* [What is expected]: Your task is to filter the data below down to the lines holding "color".

* [Dataset records]:
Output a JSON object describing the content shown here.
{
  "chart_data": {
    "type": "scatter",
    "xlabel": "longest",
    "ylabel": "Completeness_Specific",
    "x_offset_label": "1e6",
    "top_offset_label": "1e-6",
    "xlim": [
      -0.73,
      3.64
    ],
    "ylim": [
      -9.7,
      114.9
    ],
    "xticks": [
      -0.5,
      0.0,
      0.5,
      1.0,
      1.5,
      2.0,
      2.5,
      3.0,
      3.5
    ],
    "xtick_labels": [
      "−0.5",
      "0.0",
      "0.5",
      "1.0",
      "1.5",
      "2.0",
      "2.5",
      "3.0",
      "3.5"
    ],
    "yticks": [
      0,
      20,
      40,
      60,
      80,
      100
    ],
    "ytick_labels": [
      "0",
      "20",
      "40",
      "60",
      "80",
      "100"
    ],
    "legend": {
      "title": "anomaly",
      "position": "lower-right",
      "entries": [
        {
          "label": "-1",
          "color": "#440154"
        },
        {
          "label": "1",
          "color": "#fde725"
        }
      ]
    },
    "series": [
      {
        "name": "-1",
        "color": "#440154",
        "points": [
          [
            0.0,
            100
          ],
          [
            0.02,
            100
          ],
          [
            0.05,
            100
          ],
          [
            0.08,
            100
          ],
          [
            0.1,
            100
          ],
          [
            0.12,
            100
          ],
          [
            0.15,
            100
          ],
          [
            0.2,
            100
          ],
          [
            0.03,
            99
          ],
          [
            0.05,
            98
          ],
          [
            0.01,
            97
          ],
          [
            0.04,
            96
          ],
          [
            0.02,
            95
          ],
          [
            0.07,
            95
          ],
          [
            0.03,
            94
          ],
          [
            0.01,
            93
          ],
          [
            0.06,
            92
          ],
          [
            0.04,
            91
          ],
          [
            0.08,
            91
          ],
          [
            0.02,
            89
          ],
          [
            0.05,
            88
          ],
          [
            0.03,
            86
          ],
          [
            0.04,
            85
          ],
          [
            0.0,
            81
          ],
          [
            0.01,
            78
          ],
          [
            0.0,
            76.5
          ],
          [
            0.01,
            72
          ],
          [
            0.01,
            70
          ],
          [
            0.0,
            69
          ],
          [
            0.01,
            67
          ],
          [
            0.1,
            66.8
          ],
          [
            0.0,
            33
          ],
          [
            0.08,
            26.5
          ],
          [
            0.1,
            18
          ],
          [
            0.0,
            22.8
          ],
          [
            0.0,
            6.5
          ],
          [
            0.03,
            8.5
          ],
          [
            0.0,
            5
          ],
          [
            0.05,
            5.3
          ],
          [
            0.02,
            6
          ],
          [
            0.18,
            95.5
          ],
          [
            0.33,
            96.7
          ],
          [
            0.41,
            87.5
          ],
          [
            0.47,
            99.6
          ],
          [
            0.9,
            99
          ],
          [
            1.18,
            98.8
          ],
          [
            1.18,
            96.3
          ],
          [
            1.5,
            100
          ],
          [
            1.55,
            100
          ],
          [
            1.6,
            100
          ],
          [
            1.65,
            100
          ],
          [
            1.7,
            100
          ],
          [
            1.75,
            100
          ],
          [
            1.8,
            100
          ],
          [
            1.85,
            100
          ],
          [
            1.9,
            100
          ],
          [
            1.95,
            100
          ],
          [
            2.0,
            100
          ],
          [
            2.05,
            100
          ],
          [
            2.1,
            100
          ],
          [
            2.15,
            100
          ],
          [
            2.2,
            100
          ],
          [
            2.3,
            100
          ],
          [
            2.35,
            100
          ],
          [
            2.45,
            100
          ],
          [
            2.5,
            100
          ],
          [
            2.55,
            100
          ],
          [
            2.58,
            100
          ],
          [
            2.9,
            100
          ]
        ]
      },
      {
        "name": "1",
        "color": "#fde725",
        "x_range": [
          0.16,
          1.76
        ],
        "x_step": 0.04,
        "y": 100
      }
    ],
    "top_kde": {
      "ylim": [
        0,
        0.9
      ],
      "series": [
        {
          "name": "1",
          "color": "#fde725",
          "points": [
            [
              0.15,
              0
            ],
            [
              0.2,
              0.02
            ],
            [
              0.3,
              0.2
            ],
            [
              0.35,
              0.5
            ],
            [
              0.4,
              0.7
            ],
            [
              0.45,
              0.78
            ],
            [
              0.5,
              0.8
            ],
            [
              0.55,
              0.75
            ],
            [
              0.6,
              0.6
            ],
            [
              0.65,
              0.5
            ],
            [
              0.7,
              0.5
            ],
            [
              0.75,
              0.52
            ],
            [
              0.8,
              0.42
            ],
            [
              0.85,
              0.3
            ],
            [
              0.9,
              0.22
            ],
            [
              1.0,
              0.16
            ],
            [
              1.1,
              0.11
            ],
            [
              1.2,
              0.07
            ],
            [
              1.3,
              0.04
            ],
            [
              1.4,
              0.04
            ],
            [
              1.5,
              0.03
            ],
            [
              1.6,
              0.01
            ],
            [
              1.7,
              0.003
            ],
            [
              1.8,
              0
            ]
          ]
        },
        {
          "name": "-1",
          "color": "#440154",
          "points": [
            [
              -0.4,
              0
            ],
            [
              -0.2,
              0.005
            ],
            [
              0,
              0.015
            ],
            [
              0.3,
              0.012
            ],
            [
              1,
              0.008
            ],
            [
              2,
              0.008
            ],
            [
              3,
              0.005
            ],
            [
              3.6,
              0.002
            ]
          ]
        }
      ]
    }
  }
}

* [Answer below]:
          "color": "#440154"
          "color": "#fde725"
        "color": "#440154",
        "color": "#fde725",
          "color": "#fde725",
          "color": "#440154",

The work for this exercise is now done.